━━━━━ GIVEN DATA ━━━━━
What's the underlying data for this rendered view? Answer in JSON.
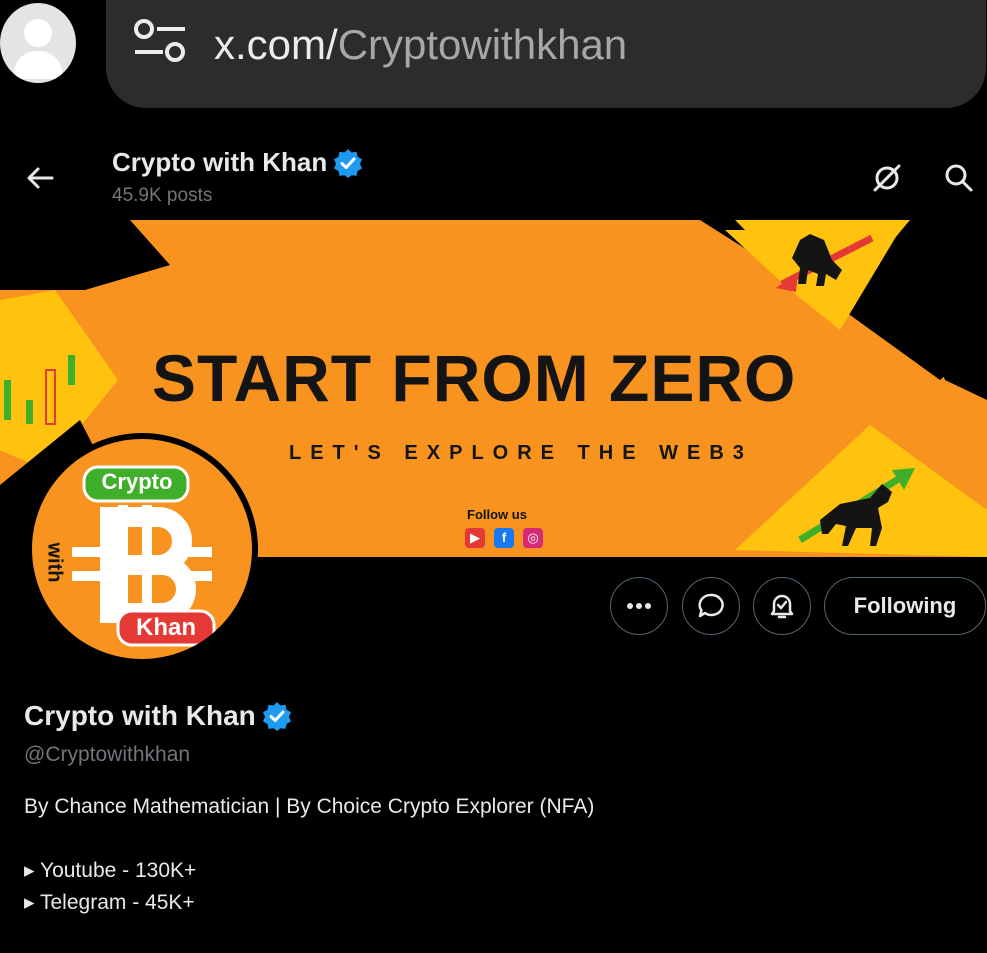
{
  "browser": {
    "url_host": "x.com/",
    "url_path": "Cryptowithkhan"
  },
  "header": {
    "name": "Crypto with Khan",
    "posts": "45.9K posts"
  },
  "banner": {
    "headline": "START FROM ZERO",
    "subline": "LET'S EXPLORE THE WEB3",
    "follow_label": "Follow us",
    "social_icons": [
      "youtube-icon",
      "facebook-icon",
      "instagram-icon"
    ]
  },
  "avatar": {
    "top_text": "Crypto",
    "side_text": "with",
    "bottom_text": "Khan"
  },
  "actions": {
    "follow_label": "Following"
  },
  "profile": {
    "name": "Crypto with Khan",
    "handle": "@Cryptowithkhan",
    "bio": "By Chance Mathematician | By Choice Crypto Explorer (NFA)",
    "links": [
      "▸ Youtube - 130K+",
      "▸ Telegram - 45K+"
    ]
  },
  "colors": {
    "accent_orange": "#f7931e",
    "banner_yellow": "#ffc20e",
    "verified_blue": "#1d9bf0",
    "muted_text": "#71767b",
    "green_up": "#3fae2a",
    "red_down": "#e53935"
  }
}
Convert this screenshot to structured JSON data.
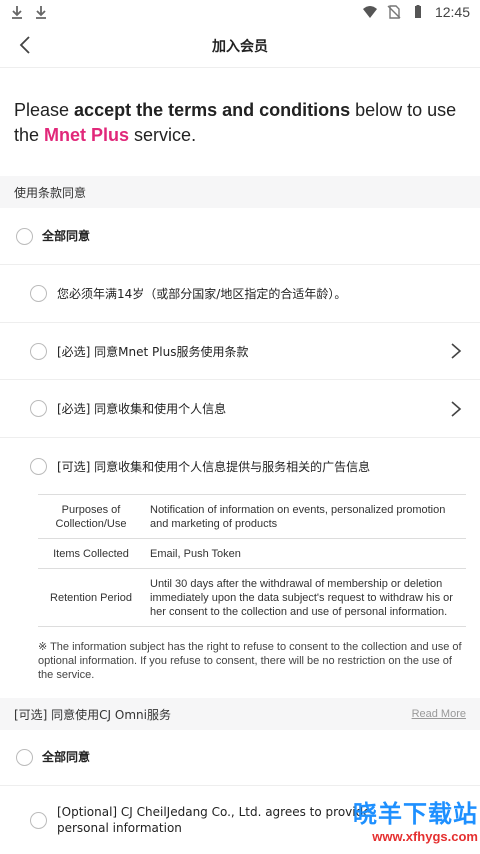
{
  "status_bar": {
    "time": "12:45",
    "left_icons": [
      "download-icon",
      "download-icon"
    ],
    "right_icons": [
      "wifi-icon",
      "no-sim-icon",
      "battery-icon"
    ]
  },
  "header": {
    "title": "加入会员",
    "back_icon": "chevron-left-icon"
  },
  "intro": {
    "part1": "Please ",
    "part2": "accept the terms and conditions",
    "part3": " below to use the ",
    "brand": "Mnet Plus",
    "part4": " service."
  },
  "colors": {
    "brand": "#e1287a",
    "section_bg": "#f6f6f7",
    "divider": "#eeeeee"
  },
  "terms_section": {
    "title": "使用条款同意",
    "agree_all": "全部同意",
    "items": [
      {
        "label": "您必须年满14岁（或部分国家/地区指定的合适年龄）。",
        "has_arrow": false
      },
      {
        "label": "[必选] 同意Mnet Plus服务使用条款",
        "has_arrow": true
      },
      {
        "label": "[必选] 同意收集和使用个人信息",
        "has_arrow": true
      },
      {
        "label": "[可选] 同意收集和使用个人信息提供与服务相关的广告信息",
        "has_arrow": false
      }
    ],
    "table": [
      {
        "key": "Purposes of Collection/Use",
        "value": "Notification of information on events, personalized promotion and marketing of products"
      },
      {
        "key": "Items Collected",
        "value": "Email, Push Token"
      },
      {
        "key": "Retention Period",
        "value": "Until 30 days after the withdrawal of membership or deletion immediately upon the data subject's request to withdraw his or her consent to the collection and use of personal information."
      }
    ],
    "note": "※ The information subject has the right to refuse to consent to the collection and use of optional information. If you refuse to consent, there will be no restriction on the use of the service."
  },
  "cj_section": {
    "title": "[可选] 同意使用CJ Omni服务",
    "read_more": "Read More",
    "agree_all": "全部同意",
    "item": "[Optional] CJ CheilJedang Co., Ltd. agrees to provide personal information"
  },
  "watermark": {
    "main": "晓羊下载站",
    "url": "www.xfhygs.com"
  }
}
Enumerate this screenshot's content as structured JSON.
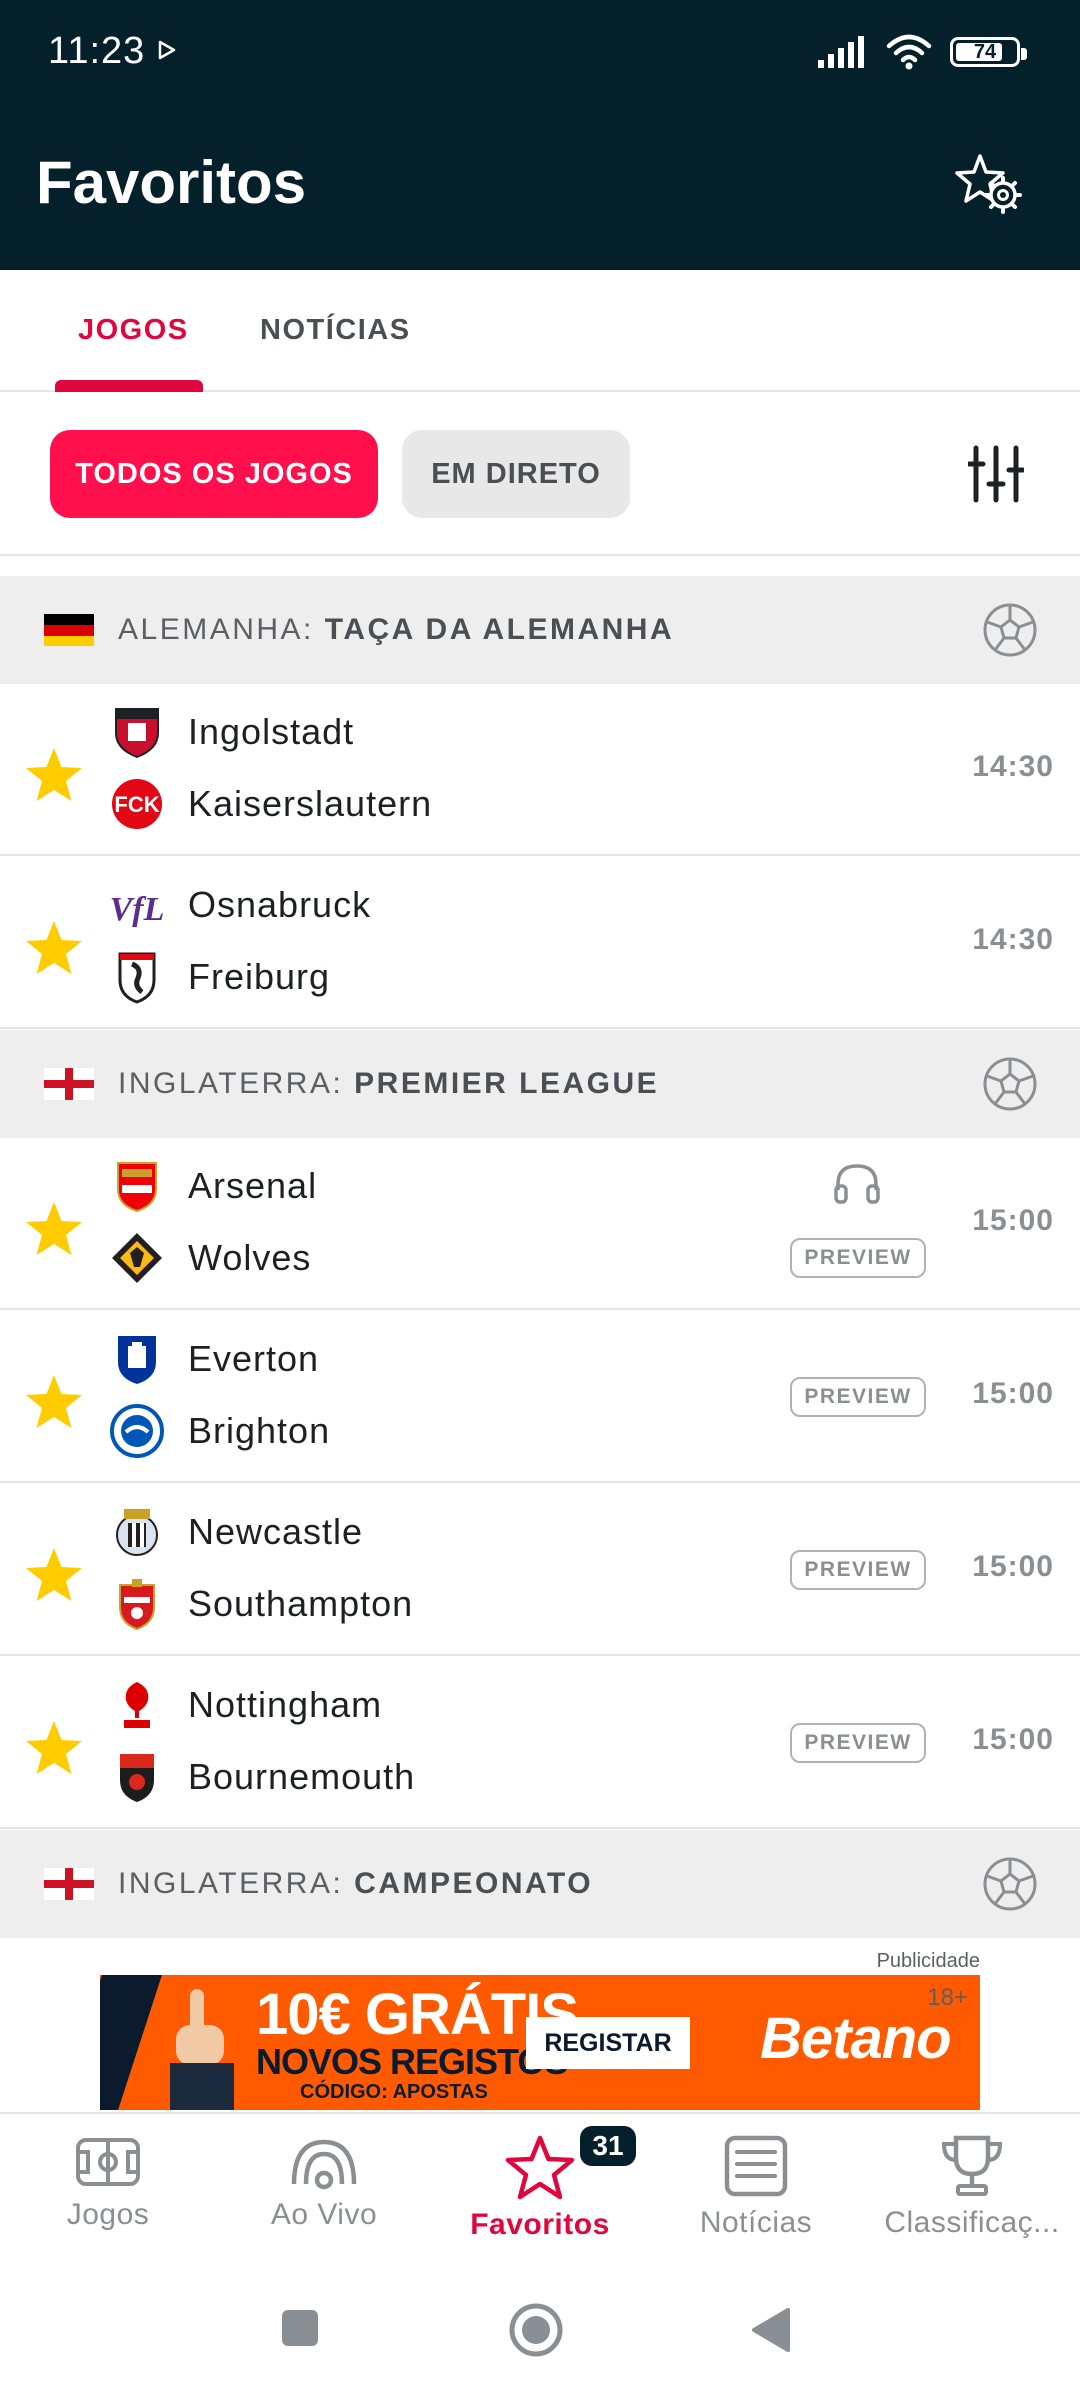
{
  "status_bar": {
    "time": "11:23",
    "battery": "74"
  },
  "header": {
    "title": "Favoritos"
  },
  "tabs": [
    {
      "label": "JOGOS",
      "active": true
    },
    {
      "label": "NOTÍCIAS",
      "active": false
    }
  ],
  "filters": {
    "all_label": "TODOS OS JOGOS",
    "live_label": "EM DIRETO"
  },
  "leagues": [
    {
      "country": "ALEMANHA:",
      "competition": "TAÇA DA ALEMANHA",
      "matches": [
        {
          "home": "Ingolstadt",
          "away": "Kaiserslautern",
          "time": "14:30"
        },
        {
          "home": "Osnabruck",
          "away": "Freiburg",
          "time": "14:30"
        }
      ]
    },
    {
      "country": "INGLATERRA:",
      "competition": "PREMIER LEAGUE",
      "matches": [
        {
          "home": "Arsenal",
          "away": "Wolves",
          "time": "15:00",
          "preview": "PREVIEW",
          "audio": true
        },
        {
          "home": "Everton",
          "away": "Brighton",
          "time": "15:00",
          "preview": "PREVIEW"
        },
        {
          "home": "Newcastle",
          "away": "Southampton",
          "time": "15:00",
          "preview": "PREVIEW"
        },
        {
          "home": "Nottingham",
          "away": "Bournemouth",
          "time": "15:00",
          "preview": "PREVIEW"
        }
      ]
    },
    {
      "country": "INGLATERRA:",
      "competition": "CAMPEONATO",
      "matches": []
    }
  ],
  "ad": {
    "label": "Publicidade",
    "age": "18+",
    "headline": "10€ GRÁTIS",
    "subline": "NOVOS REGISTOS",
    "code": "CÓDIGO: APOSTAS",
    "cta": "REGISTAR",
    "brand": "Betano"
  },
  "bottom_nav": {
    "items": [
      {
        "label": "Jogos",
        "icon": "pitch-icon"
      },
      {
        "label": "Ao Vivo",
        "icon": "broadcast-icon"
      },
      {
        "label": "Favoritos",
        "icon": "star-icon",
        "active": true
      },
      {
        "label": "Notícias",
        "icon": "newspaper-icon"
      },
      {
        "label": "Classificaç...",
        "icon": "trophy-icon"
      }
    ],
    "badge": "31"
  },
  "colors": {
    "header_bg": "#04202a",
    "accent": "#e0073f",
    "pill_active": "#ff0f4b",
    "star": "#ffcc00"
  }
}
━━━━━
From the listing above, copy every line that holds the string "title".

    "title": "加入会员",
    "title": "使用条款同意",
    "title": "[可选] 同意使用CJ Omni服务",
    "title": "Favoritos"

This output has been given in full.